● **Task brief**: Each line that holds the word "JSON" is to be identified and copied.

● **Data shown**:
_ _ _ _
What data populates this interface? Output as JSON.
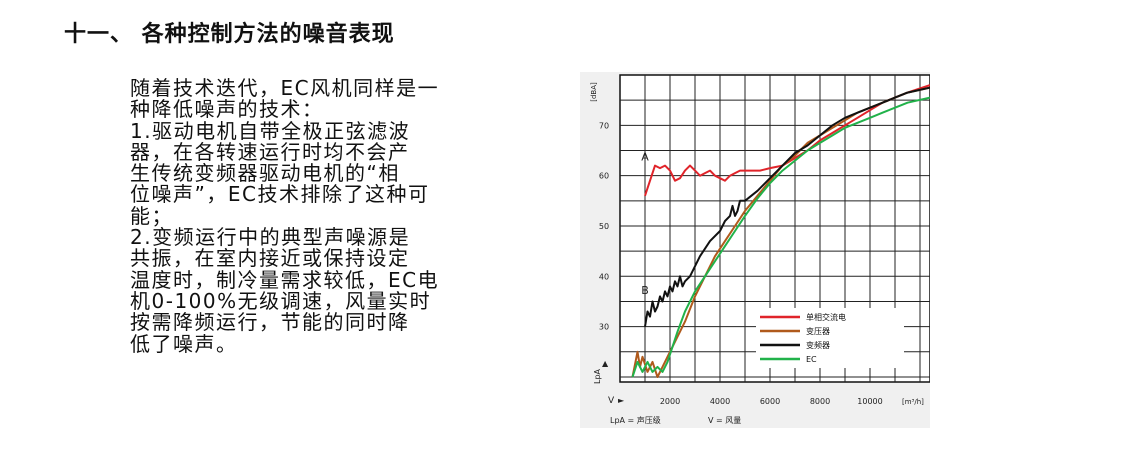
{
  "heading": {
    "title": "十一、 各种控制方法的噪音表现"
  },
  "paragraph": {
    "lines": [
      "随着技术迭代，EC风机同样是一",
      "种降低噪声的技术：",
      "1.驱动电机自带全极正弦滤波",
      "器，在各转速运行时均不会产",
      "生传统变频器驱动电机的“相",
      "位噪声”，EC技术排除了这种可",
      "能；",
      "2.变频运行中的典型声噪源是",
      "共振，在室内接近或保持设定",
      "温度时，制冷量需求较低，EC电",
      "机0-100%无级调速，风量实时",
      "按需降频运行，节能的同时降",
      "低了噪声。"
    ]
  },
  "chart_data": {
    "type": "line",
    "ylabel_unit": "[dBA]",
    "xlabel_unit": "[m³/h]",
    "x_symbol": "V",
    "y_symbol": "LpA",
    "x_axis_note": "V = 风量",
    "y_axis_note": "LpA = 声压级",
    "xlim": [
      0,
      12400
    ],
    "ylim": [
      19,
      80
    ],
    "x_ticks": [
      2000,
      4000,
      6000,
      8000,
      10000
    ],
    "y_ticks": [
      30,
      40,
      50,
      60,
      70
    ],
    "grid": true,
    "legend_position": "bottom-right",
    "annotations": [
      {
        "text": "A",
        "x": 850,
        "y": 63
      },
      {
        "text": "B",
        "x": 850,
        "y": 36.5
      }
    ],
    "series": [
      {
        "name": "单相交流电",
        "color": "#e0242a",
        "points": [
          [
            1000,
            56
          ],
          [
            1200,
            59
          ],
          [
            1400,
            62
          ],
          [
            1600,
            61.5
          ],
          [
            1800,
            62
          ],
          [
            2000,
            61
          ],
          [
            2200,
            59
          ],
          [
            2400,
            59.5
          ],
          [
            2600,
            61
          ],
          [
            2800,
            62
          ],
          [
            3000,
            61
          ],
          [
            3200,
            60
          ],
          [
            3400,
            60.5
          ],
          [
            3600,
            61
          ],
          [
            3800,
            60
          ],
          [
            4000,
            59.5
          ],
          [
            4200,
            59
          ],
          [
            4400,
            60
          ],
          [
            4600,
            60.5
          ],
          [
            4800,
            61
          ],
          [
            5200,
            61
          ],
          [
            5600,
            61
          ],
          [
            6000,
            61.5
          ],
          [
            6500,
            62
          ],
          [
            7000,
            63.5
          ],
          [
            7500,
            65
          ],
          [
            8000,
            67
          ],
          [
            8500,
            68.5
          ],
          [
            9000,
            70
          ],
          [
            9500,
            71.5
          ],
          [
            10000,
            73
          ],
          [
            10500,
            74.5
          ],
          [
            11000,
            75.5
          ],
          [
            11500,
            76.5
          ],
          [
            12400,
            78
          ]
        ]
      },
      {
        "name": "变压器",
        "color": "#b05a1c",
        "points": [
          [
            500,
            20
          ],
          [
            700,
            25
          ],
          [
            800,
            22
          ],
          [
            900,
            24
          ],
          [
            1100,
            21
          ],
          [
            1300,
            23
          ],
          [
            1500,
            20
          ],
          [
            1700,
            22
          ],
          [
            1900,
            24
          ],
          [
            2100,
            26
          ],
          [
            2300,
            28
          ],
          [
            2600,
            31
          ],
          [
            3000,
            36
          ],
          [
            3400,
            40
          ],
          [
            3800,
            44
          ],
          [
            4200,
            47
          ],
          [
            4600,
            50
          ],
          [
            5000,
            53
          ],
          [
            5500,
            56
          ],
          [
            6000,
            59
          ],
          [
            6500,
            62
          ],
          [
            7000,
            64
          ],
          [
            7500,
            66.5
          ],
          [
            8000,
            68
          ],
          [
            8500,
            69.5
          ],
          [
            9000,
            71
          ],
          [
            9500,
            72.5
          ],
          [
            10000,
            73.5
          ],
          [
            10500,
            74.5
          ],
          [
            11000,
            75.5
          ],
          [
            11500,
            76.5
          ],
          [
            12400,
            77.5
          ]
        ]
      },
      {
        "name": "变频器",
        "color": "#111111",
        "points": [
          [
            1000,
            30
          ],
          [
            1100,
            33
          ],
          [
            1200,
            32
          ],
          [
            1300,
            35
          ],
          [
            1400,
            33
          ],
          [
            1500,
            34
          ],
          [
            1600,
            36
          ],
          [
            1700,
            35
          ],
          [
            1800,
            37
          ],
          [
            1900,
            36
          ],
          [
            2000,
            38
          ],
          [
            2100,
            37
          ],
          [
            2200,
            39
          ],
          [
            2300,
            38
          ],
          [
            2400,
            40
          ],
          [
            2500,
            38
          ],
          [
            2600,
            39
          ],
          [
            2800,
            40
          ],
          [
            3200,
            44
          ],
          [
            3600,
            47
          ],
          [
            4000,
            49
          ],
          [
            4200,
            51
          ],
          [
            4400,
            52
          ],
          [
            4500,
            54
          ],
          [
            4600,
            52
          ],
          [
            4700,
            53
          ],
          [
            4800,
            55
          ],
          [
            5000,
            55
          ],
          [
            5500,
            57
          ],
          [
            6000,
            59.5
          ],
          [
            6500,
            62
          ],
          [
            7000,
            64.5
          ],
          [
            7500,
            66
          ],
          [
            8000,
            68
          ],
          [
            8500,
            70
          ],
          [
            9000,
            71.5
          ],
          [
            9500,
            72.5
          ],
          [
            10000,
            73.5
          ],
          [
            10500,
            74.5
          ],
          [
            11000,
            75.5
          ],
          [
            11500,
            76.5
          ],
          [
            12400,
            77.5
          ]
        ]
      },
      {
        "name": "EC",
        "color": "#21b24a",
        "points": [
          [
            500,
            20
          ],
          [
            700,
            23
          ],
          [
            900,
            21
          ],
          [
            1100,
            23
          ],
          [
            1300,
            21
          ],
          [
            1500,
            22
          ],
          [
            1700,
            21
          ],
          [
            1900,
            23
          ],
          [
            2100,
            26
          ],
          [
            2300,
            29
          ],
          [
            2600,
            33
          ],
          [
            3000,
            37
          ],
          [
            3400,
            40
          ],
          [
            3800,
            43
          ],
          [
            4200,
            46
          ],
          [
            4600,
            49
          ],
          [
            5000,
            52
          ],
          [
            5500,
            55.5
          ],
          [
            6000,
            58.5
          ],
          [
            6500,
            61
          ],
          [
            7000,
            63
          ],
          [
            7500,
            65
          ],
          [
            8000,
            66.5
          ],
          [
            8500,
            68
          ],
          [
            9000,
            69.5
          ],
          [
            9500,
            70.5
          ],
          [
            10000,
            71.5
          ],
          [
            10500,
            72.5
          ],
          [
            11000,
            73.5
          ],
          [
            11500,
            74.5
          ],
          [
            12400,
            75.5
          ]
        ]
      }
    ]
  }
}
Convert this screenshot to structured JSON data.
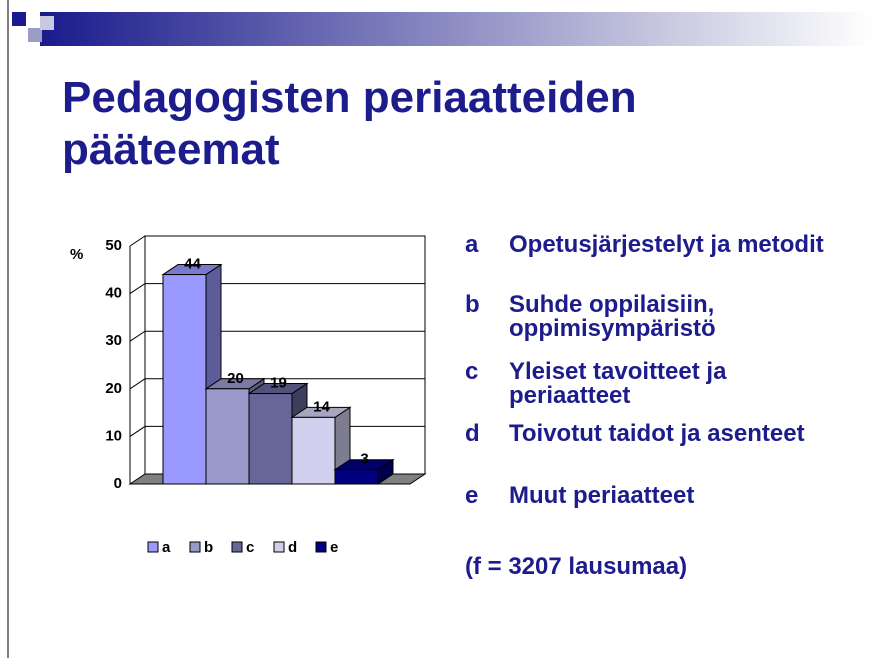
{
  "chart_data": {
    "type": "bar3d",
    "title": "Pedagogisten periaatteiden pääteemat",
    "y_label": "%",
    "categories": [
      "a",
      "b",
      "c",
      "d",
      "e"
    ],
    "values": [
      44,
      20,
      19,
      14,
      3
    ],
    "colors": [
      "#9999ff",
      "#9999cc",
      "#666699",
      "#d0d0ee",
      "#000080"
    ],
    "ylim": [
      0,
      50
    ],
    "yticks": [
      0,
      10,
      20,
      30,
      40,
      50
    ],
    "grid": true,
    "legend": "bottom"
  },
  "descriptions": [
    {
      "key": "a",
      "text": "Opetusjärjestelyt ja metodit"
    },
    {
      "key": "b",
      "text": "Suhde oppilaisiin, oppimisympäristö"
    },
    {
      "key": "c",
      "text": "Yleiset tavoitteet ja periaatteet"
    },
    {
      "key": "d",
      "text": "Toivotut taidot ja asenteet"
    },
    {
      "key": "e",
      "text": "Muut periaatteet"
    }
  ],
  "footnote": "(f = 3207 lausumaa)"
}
_ _ _ _
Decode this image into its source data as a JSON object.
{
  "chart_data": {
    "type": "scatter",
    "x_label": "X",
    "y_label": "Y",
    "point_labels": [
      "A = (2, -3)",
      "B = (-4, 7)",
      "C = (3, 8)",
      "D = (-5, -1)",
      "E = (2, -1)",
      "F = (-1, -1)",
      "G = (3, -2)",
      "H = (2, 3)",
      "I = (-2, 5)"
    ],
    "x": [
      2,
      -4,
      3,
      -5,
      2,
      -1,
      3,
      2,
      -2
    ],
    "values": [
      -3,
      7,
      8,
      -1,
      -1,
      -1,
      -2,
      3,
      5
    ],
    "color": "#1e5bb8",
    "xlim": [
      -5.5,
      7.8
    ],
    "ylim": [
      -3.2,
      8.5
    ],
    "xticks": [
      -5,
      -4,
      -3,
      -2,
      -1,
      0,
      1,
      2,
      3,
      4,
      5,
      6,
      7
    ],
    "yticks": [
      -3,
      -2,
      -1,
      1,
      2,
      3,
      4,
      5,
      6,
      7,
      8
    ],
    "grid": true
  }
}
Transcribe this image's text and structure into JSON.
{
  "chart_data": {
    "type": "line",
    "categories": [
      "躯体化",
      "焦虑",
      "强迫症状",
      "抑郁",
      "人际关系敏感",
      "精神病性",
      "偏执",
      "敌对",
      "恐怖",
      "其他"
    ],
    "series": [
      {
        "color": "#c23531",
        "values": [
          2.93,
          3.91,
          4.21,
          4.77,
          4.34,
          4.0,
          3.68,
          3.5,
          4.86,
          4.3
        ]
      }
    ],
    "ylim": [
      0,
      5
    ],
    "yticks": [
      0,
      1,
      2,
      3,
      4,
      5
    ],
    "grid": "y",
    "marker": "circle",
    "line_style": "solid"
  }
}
_ _ _ _
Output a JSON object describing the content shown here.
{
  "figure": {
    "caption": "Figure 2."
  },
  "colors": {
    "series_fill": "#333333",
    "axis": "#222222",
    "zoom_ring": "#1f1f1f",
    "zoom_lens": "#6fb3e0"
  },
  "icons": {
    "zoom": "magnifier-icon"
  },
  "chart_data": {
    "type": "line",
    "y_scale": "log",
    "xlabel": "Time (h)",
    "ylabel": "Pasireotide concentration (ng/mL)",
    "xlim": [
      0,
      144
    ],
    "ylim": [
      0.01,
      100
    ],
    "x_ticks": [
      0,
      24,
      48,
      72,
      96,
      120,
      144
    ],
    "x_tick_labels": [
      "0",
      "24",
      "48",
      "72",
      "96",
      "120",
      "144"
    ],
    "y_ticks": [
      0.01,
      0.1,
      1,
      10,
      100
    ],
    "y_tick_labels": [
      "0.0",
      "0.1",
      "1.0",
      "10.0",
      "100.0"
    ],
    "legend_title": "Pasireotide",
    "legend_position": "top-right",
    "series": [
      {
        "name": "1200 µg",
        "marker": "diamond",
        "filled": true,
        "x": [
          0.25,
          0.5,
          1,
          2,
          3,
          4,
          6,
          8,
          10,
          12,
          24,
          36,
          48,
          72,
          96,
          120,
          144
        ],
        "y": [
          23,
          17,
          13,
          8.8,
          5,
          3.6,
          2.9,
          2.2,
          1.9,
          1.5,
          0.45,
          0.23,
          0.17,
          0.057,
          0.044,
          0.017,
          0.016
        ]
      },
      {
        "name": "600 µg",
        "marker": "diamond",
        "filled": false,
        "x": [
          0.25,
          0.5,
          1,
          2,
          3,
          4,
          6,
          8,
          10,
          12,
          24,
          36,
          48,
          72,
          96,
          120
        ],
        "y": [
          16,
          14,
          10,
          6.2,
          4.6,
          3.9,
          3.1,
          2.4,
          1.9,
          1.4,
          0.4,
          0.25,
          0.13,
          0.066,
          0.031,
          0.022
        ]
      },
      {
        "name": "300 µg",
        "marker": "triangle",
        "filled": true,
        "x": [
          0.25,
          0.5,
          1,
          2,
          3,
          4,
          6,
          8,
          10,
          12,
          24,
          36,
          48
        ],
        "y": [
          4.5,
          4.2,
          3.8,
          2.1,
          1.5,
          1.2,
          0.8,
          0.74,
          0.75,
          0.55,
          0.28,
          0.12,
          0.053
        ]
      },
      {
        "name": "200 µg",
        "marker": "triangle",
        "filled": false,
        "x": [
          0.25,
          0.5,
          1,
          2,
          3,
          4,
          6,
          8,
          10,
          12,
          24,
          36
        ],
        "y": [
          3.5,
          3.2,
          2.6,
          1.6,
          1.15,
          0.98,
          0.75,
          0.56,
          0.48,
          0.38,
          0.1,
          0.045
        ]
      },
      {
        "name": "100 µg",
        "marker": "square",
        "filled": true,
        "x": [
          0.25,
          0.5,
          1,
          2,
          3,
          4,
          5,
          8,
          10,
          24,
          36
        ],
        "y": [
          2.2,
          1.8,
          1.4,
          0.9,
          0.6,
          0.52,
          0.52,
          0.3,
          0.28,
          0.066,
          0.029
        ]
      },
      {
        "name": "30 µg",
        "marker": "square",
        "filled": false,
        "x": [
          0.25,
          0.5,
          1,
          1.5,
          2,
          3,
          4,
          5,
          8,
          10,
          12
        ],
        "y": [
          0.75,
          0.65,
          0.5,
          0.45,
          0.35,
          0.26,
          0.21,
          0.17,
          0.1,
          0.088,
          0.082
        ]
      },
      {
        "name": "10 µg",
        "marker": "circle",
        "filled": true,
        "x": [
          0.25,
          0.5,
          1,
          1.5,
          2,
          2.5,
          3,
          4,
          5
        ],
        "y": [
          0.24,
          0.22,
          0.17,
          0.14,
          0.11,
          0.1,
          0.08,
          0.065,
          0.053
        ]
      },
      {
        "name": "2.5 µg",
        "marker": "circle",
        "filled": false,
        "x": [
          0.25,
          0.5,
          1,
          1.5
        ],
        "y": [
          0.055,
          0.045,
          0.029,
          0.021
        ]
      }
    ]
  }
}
_ _ _ _
● **Task output**:
What data populates this interface? Output as JSON.
Convert this screenshot to structured JSON data.
Decode this image into its source data as a JSON object.
Transcribe this image's text and structure into JSON.
Output a JSON object describing the content shown here.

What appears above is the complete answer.